- [RECORDS TO PROCESS]
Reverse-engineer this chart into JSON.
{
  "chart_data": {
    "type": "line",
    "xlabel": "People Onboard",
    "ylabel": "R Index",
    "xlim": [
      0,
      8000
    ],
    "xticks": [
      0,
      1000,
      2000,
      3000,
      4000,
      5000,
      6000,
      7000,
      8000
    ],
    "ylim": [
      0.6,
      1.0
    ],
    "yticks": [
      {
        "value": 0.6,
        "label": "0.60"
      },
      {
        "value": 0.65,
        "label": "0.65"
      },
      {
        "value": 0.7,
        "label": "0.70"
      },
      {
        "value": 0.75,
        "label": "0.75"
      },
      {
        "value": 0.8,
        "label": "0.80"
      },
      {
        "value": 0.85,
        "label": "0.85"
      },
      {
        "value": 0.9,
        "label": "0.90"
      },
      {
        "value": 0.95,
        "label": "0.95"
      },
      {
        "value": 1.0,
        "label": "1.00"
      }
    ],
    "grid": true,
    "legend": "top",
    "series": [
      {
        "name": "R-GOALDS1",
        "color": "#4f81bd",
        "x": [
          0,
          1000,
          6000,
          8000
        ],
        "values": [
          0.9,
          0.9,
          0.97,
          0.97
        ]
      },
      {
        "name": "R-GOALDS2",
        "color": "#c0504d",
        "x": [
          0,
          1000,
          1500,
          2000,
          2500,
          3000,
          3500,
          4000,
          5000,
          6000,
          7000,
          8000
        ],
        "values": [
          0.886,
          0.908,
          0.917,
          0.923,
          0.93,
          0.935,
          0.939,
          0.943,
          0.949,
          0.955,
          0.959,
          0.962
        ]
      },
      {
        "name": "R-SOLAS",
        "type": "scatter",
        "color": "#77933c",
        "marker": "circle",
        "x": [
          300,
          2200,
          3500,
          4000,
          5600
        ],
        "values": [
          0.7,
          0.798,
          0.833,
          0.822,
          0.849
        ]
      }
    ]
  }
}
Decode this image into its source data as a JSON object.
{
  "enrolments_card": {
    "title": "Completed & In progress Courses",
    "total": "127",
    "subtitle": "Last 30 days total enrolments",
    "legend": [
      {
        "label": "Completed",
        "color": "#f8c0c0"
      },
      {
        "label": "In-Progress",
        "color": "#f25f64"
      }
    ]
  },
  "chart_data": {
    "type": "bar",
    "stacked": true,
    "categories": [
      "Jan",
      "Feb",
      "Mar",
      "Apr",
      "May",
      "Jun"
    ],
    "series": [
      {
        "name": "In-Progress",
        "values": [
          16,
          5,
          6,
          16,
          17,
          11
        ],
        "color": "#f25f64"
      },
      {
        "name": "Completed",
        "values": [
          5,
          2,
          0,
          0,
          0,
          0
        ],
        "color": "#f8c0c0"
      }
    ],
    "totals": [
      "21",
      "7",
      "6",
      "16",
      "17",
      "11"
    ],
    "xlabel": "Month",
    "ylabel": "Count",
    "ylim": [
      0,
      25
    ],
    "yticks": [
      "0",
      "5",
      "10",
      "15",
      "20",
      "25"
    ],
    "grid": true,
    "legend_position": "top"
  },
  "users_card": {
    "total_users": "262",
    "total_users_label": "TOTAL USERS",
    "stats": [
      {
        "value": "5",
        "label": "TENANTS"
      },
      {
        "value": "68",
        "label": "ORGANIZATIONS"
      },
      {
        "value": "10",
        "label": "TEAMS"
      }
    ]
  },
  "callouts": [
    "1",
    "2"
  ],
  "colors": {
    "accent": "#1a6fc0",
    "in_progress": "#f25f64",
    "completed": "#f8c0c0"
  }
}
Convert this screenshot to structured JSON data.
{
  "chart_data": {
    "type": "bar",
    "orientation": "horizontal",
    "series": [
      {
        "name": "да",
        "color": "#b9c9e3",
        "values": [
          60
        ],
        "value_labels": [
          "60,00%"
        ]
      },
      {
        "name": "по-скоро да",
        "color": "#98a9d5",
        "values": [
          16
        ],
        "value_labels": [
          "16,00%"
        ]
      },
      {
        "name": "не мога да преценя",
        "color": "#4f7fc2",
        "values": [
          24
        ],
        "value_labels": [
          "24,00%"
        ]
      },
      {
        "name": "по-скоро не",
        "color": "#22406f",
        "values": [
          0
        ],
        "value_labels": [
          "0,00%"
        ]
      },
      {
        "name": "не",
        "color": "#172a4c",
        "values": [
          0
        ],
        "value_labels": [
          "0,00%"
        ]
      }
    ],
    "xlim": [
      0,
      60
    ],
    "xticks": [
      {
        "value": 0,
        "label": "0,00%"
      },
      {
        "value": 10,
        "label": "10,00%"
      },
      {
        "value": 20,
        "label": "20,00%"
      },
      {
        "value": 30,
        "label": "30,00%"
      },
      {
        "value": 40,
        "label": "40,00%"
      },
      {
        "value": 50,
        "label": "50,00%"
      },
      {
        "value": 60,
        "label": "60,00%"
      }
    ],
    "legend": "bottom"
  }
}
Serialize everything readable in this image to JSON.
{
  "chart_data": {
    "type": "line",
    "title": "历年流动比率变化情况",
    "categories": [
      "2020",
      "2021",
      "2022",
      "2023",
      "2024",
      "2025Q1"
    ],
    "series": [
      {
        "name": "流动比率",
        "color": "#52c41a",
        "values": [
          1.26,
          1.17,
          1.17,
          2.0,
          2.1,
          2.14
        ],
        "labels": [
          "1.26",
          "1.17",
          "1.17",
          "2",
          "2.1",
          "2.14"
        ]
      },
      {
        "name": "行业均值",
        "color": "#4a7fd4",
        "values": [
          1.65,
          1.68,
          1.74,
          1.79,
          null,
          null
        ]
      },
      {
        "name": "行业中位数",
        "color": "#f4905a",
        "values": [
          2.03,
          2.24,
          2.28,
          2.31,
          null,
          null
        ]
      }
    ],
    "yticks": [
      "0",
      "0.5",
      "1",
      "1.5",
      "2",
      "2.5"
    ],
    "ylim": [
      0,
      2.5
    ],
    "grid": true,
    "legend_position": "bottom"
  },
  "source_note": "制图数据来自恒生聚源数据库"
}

- [WRITTEN EXERCISE]
Produce a verbatim transcription of the entries above.

- [FULL ANSWER]
Reverse-engineer this chart into JSON.
{
  "chart_data": {
    "type": "line",
    "xlabel": "People Onboard",
    "ylabel": "R Index",
    "xlim": [
      0,
      8000
    ],
    "xticks": [
      0,
      1000,
      2000,
      3000,
      4000,
      5000,
      6000,
      7000,
      8000
    ],
    "ylim": [
      0.6,
      1.0
    ],
    "yticks": [
      {
        "value": 0.6,
        "label": "0.60"
      },
      {
        "value": 0.65,
        "label": "0.65"
      },
      {
        "value": 0.7,
        "label": "0.70"
      },
      {
        "value": 0.75,
        "label": "0.75"
      },
      {
        "value": 0.8,
        "label": "0.80"
      },
      {
        "value": 0.85,
        "label": "0.85"
      },
      {
        "value": 0.9,
        "label": "0.90"
      },
      {
        "value": 0.95,
        "label": "0.95"
      },
      {
        "value": 1.0,
        "label": "1.00"
      }
    ],
    "grid": true,
    "legend": "top",
    "series": [
      {
        "name": "R-GOALDS1",
        "color": "#4f81bd",
        "x": [
          0,
          1000,
          6000,
          8000
        ],
        "values": [
          0.9,
          0.9,
          0.97,
          0.97
        ]
      },
      {
        "name": "R-GOALDS2",
        "color": "#c0504d",
        "x": [
          0,
          1000,
          1500,
          2000,
          2500,
          3000,
          3500,
          4000,
          5000,
          6000,
          7000,
          8000
        ],
        "values": [
          0.886,
          0.908,
          0.917,
          0.923,
          0.93,
          0.935,
          0.939,
          0.943,
          0.949,
          0.955,
          0.959,
          0.962
        ]
      },
      {
        "name": "R-SOLAS",
        "type": "scatter",
        "color": "#77933c",
        "marker": "circle",
        "x": [
          300,
          2200,
          3500,
          4000,
          5600
        ],
        "values": [
          0.7,
          0.798,
          0.833,
          0.822,
          0.849
        ]
      }
    ]
  }
}
Decode this image into its source data as a JSON object.
{
  "enrolments_card": {
    "title": "Completed & In progress Courses",
    "total": "127",
    "subtitle": "Last 30 days total enrolments",
    "legend": [
      {
        "label": "Completed",
        "color": "#f8c0c0"
      },
      {
        "label": "In-Progress",
        "color": "#f25f64"
      }
    ]
  },
  "chart_data": {
    "type": "bar",
    "stacked": true,
    "categories": [
      "Jan",
      "Feb",
      "Mar",
      "Apr",
      "May",
      "Jun"
    ],
    "series": [
      {
        "name": "In-Progress",
        "values": [
          16,
          5,
          6,
          16,
          17,
          11
        ],
        "color": "#f25f64"
      },
      {
        "name": "Completed",
        "values": [
          5,
          2,
          0,
          0,
          0,
          0
        ],
        "color": "#f8c0c0"
      }
    ],
    "totals": [
      "21",
      "7",
      "6",
      "16",
      "17",
      "11"
    ],
    "xlabel": "Month",
    "ylabel": "Count",
    "ylim": [
      0,
      25
    ],
    "yticks": [
      "0",
      "5",
      "10",
      "15",
      "20",
      "25"
    ],
    "grid": true,
    "legend_position": "top"
  },
  "users_card": {
    "total_users": "262",
    "total_users_label": "TOTAL USERS",
    "stats": [
      {
        "value": "5",
        "label": "TENANTS"
      },
      {
        "value": "68",
        "label": "ORGANIZATIONS"
      },
      {
        "value": "10",
        "label": "TEAMS"
      }
    ]
  },
  "callouts": [
    "1",
    "2"
  ],
  "colors": {
    "accent": "#1a6fc0",
    "in_progress": "#f25f64",
    "completed": "#f8c0c0"
  }
}
Convert this screenshot to structured JSON data.
{
  "chart_data": {
    "type": "bar",
    "orientation": "horizontal",
    "series": [
      {
        "name": "да",
        "color": "#b9c9e3",
        "values": [
          60
        ],
        "value_labels": [
          "60,00%"
        ]
      },
      {
        "name": "по-скоро да",
        "color": "#98a9d5",
        "values": [
          16
        ],
        "value_labels": [
          "16,00%"
        ]
      },
      {
        "name": "не мога да преценя",
        "color": "#4f7fc2",
        "values": [
          24
        ],
        "value_labels": [
          "24,00%"
        ]
      },
      {
        "name": "по-скоро не",
        "color": "#22406f",
        "values": [
          0
        ],
        "value_labels": [
          "0,00%"
        ]
      },
      {
        "name": "не",
        "color": "#172a4c",
        "values": [
          0
        ],
        "value_labels": [
          "0,00%"
        ]
      }
    ],
    "xlim": [
      0,
      60
    ],
    "xticks": [
      {
        "value": 0,
        "label": "0,00%"
      },
      {
        "value": 10,
        "label": "10,00%"
      },
      {
        "value": 20,
        "label": "20,00%"
      },
      {
        "value": 30,
        "label": "30,00%"
      },
      {
        "value": 40,
        "label": "40,00%"
      },
      {
        "value": 50,
        "label": "50,00%"
      },
      {
        "value": 60,
        "label": "60,00%"
      }
    ],
    "legend": "bottom"
  }
}
Serialize everything readable in this image to JSON.
{
  "chart_data": {
    "type": "line",
    "title": "历年流动比率变化情况",
    "categories": [
      "2020",
      "2021",
      "2022",
      "2023",
      "2024",
      "2025Q1"
    ],
    "series": [
      {
        "name": "流动比率",
        "color": "#52c41a",
        "values": [
          1.26,
          1.17,
          1.17,
          2.0,
          2.1,
          2.14
        ],
        "labels": [
          "1.26",
          "1.17",
          "1.17",
          "2",
          "2.1",
          "2.14"
        ]
      },
      {
        "name": "行业均值",
        "color": "#4a7fd4",
        "values": [
          1.65,
          1.68,
          1.74,
          1.79,
          null,
          null
        ]
      },
      {
        "name": "行业中位数",
        "color": "#f4905a",
        "values": [
          2.03,
          2.24,
          2.28,
          2.31,
          null,
          null
        ]
      }
    ],
    "yticks": [
      "0",
      "0.5",
      "1",
      "1.5",
      "2",
      "2.5"
    ],
    "ylim": [
      0,
      2.5
    ],
    "grid": true,
    "legend_position": "bottom"
  },
  "source_note": "制图数据来自恒生聚源数据库"
}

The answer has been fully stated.